## Requirements
Repeat the entire listing exactly.

## Source material
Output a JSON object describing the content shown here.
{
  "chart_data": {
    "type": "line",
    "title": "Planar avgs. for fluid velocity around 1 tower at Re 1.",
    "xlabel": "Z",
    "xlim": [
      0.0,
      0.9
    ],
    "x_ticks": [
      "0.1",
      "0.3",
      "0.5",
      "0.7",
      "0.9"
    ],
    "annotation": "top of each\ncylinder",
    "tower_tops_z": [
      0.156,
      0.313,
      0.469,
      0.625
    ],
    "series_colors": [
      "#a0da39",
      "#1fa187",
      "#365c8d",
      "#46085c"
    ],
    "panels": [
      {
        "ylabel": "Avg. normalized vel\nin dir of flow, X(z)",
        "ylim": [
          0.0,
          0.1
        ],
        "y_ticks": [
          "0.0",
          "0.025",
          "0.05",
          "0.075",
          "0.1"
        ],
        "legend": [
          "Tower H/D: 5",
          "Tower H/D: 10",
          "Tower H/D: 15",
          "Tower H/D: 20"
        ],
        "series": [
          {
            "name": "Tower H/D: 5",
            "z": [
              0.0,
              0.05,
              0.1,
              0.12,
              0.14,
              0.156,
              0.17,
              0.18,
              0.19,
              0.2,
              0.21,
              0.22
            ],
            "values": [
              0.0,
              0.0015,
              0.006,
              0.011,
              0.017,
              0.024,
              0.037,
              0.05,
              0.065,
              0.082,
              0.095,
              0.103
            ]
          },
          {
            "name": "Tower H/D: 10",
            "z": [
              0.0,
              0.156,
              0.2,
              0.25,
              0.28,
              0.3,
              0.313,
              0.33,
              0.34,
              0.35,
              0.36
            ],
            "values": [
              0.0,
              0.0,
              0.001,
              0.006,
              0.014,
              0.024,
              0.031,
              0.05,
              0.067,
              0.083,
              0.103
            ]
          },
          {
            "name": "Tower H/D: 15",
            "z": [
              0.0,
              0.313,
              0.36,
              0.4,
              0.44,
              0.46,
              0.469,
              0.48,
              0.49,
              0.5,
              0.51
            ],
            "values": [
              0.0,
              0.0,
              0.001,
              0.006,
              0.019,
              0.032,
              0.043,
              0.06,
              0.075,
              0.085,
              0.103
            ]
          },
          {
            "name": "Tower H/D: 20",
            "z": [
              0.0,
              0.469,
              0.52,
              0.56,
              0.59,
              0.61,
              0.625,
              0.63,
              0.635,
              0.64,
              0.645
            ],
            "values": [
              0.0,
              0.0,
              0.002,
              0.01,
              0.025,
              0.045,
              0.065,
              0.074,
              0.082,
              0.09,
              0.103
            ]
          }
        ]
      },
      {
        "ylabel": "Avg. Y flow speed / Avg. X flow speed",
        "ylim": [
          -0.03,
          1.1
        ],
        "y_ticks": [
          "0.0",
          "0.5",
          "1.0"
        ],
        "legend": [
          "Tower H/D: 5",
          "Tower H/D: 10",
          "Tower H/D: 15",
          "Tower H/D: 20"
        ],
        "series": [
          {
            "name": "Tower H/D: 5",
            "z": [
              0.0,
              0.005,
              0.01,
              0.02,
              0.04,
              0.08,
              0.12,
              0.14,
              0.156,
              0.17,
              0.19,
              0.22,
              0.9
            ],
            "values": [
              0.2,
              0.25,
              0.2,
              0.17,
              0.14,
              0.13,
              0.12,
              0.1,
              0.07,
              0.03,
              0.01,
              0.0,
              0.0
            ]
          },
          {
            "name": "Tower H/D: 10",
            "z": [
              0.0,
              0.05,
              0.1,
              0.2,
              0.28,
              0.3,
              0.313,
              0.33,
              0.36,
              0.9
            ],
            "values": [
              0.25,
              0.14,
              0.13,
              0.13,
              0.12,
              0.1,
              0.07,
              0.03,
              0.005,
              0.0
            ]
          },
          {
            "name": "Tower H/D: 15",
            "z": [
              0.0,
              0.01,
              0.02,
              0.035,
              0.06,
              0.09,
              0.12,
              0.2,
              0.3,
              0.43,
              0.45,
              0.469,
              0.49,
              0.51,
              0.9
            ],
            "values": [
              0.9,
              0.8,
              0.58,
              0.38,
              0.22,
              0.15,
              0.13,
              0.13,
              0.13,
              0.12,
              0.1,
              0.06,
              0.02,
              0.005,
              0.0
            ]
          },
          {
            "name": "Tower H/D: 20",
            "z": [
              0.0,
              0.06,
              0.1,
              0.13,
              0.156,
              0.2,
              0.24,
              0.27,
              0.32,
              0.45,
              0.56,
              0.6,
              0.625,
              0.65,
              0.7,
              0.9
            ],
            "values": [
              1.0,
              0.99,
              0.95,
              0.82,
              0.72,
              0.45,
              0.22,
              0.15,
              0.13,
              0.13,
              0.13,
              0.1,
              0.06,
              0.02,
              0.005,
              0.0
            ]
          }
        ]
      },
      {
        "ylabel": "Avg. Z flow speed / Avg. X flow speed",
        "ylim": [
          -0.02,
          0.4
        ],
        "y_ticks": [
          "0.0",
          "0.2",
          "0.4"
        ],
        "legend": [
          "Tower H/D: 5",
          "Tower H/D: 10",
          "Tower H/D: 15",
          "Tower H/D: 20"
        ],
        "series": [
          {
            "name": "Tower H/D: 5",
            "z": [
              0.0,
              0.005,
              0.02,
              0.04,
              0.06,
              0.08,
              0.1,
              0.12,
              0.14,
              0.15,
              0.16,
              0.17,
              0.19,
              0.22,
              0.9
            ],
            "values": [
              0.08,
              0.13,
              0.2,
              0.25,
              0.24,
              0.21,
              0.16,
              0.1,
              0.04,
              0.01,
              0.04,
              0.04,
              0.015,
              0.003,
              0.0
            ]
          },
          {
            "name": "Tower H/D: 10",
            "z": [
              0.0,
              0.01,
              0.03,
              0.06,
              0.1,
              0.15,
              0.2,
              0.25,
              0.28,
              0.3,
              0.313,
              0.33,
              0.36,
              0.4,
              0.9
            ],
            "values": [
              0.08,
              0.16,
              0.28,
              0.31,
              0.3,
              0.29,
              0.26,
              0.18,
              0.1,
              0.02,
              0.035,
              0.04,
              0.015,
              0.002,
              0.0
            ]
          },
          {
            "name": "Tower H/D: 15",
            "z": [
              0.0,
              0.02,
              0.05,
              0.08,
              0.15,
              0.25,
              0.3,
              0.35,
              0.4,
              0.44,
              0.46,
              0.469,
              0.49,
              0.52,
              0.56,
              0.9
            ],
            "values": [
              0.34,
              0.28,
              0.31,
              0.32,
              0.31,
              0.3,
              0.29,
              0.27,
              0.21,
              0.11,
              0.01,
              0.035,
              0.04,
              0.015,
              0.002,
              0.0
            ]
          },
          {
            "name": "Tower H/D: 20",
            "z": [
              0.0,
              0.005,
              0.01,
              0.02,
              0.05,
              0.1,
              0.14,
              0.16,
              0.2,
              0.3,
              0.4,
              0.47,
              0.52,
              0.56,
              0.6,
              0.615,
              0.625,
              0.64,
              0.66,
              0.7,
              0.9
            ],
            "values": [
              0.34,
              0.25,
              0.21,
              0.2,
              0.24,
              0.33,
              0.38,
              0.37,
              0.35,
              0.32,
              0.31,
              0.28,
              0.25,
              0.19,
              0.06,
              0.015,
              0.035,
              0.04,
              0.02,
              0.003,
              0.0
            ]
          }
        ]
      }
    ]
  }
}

## Complete answer
Output a JSON object describing the content shown here.
{
  "chart_data": {
    "type": "line",
    "title": "Planar avgs. for fluid velocity around 1 tower at Re 1.",
    "xlabel": "Z",
    "xlim": [
      0.0,
      0.9
    ],
    "x_ticks": [
      "0.1",
      "0.3",
      "0.5",
      "0.7",
      "0.9"
    ],
    "annotation": "top of each\ncylinder",
    "tower_tops_z": [
      0.156,
      0.313,
      0.469,
      0.625
    ],
    "series_colors": [
      "#a0da39",
      "#1fa187",
      "#365c8d",
      "#46085c"
    ],
    "panels": [
      {
        "ylabel": "Avg. normalized vel\nin dir of flow, X(z)",
        "ylim": [
          0.0,
          0.1
        ],
        "y_ticks": [
          "0.0",
          "0.025",
          "0.05",
          "0.075",
          "0.1"
        ],
        "legend": [
          "Tower H/D: 5",
          "Tower H/D: 10",
          "Tower H/D: 15",
          "Tower H/D: 20"
        ],
        "series": [
          {
            "name": "Tower H/D: 5",
            "z": [
              0.0,
              0.05,
              0.1,
              0.12,
              0.14,
              0.156,
              0.17,
              0.18,
              0.19,
              0.2,
              0.21,
              0.22
            ],
            "values": [
              0.0,
              0.0015,
              0.006,
              0.011,
              0.017,
              0.024,
              0.037,
              0.05,
              0.065,
              0.082,
              0.095,
              0.103
            ]
          },
          {
            "name": "Tower H/D: 10",
            "z": [
              0.0,
              0.156,
              0.2,
              0.25,
              0.28,
              0.3,
              0.313,
              0.33,
              0.34,
              0.35,
              0.36
            ],
            "values": [
              0.0,
              0.0,
              0.001,
              0.006,
              0.014,
              0.024,
              0.031,
              0.05,
              0.067,
              0.083,
              0.103
            ]
          },
          {
            "name": "Tower H/D: 15",
            "z": [
              0.0,
              0.313,
              0.36,
              0.4,
              0.44,
              0.46,
              0.469,
              0.48,
              0.49,
              0.5,
              0.51
            ],
            "values": [
              0.0,
              0.0,
              0.001,
              0.006,
              0.019,
              0.032,
              0.043,
              0.06,
              0.075,
              0.085,
              0.103
            ]
          },
          {
            "name": "Tower H/D: 20",
            "z": [
              0.0,
              0.469,
              0.52,
              0.56,
              0.59,
              0.61,
              0.625,
              0.63,
              0.635,
              0.64,
              0.645
            ],
            "values": [
              0.0,
              0.0,
              0.002,
              0.01,
              0.025,
              0.045,
              0.065,
              0.074,
              0.082,
              0.09,
              0.103
            ]
          }
        ]
      },
      {
        "ylabel": "Avg. Y flow speed / Avg. X flow speed",
        "ylim": [
          -0.03,
          1.1
        ],
        "y_ticks": [
          "0.0",
          "0.5",
          "1.0"
        ],
        "legend": [
          "Tower H/D: 5",
          "Tower H/D: 10",
          "Tower H/D: 15",
          "Tower H/D: 20"
        ],
        "series": [
          {
            "name": "Tower H/D: 5",
            "z": [
              0.0,
              0.005,
              0.01,
              0.02,
              0.04,
              0.08,
              0.12,
              0.14,
              0.156,
              0.17,
              0.19,
              0.22,
              0.9
            ],
            "values": [
              0.2,
              0.25,
              0.2,
              0.17,
              0.14,
              0.13,
              0.12,
              0.1,
              0.07,
              0.03,
              0.01,
              0.0,
              0.0
            ]
          },
          {
            "name": "Tower H/D: 10",
            "z": [
              0.0,
              0.05,
              0.1,
              0.2,
              0.28,
              0.3,
              0.313,
              0.33,
              0.36,
              0.9
            ],
            "values": [
              0.25,
              0.14,
              0.13,
              0.13,
              0.12,
              0.1,
              0.07,
              0.03,
              0.005,
              0.0
            ]
          },
          {
            "name": "Tower H/D: 15",
            "z": [
              0.0,
              0.01,
              0.02,
              0.035,
              0.06,
              0.09,
              0.12,
              0.2,
              0.3,
              0.43,
              0.45,
              0.469,
              0.49,
              0.51,
              0.9
            ],
            "values": [
              0.9,
              0.8,
              0.58,
              0.38,
              0.22,
              0.15,
              0.13,
              0.13,
              0.13,
              0.12,
              0.1,
              0.06,
              0.02,
              0.005,
              0.0
            ]
          },
          {
            "name": "Tower H/D: 20",
            "z": [
              0.0,
              0.06,
              0.1,
              0.13,
              0.156,
              0.2,
              0.24,
              0.27,
              0.32,
              0.45,
              0.56,
              0.6,
              0.625,
              0.65,
              0.7,
              0.9
            ],
            "values": [
              1.0,
              0.99,
              0.95,
              0.82,
              0.72,
              0.45,
              0.22,
              0.15,
              0.13,
              0.13,
              0.13,
              0.1,
              0.06,
              0.02,
              0.005,
              0.0
            ]
          }
        ]
      },
      {
        "ylabel": "Avg. Z flow speed / Avg. X flow speed",
        "ylim": [
          -0.02,
          0.4
        ],
        "y_ticks": [
          "0.0",
          "0.2",
          "0.4"
        ],
        "legend": [
          "Tower H/D: 5",
          "Tower H/D: 10",
          "Tower H/D: 15",
          "Tower H/D: 20"
        ],
        "series": [
          {
            "name": "Tower H/D: 5",
            "z": [
              0.0,
              0.005,
              0.02,
              0.04,
              0.06,
              0.08,
              0.1,
              0.12,
              0.14,
              0.15,
              0.16,
              0.17,
              0.19,
              0.22,
              0.9
            ],
            "values": [
              0.08,
              0.13,
              0.2,
              0.25,
              0.24,
              0.21,
              0.16,
              0.1,
              0.04,
              0.01,
              0.04,
              0.04,
              0.015,
              0.003,
              0.0
            ]
          },
          {
            "name": "Tower H/D: 10",
            "z": [
              0.0,
              0.01,
              0.03,
              0.06,
              0.1,
              0.15,
              0.2,
              0.25,
              0.28,
              0.3,
              0.313,
              0.33,
              0.36,
              0.4,
              0.9
            ],
            "values": [
              0.08,
              0.16,
              0.28,
              0.31,
              0.3,
              0.29,
              0.26,
              0.18,
              0.1,
              0.02,
              0.035,
              0.04,
              0.015,
              0.002,
              0.0
            ]
          },
          {
            "name": "Tower H/D: 15",
            "z": [
              0.0,
              0.02,
              0.05,
              0.08,
              0.15,
              0.25,
              0.3,
              0.35,
              0.4,
              0.44,
              0.46,
              0.469,
              0.49,
              0.52,
              0.56,
              0.9
            ],
            "values": [
              0.34,
              0.28,
              0.31,
              0.32,
              0.31,
              0.3,
              0.29,
              0.27,
              0.21,
              0.11,
              0.01,
              0.035,
              0.04,
              0.015,
              0.002,
              0.0
            ]
          },
          {
            "name": "Tower H/D: 20",
            "z": [
              0.0,
              0.005,
              0.01,
              0.02,
              0.05,
              0.1,
              0.14,
              0.16,
              0.2,
              0.3,
              0.4,
              0.47,
              0.52,
              0.56,
              0.6,
              0.615,
              0.625,
              0.64,
              0.66,
              0.7,
              0.9
            ],
            "values": [
              0.34,
              0.25,
              0.21,
              0.2,
              0.24,
              0.33,
              0.38,
              0.37,
              0.35,
              0.32,
              0.31,
              0.28,
              0.25,
              0.19,
              0.06,
              0.015,
              0.035,
              0.04,
              0.02,
              0.003,
              0.0
            ]
          }
        ]
      }
    ]
  }
}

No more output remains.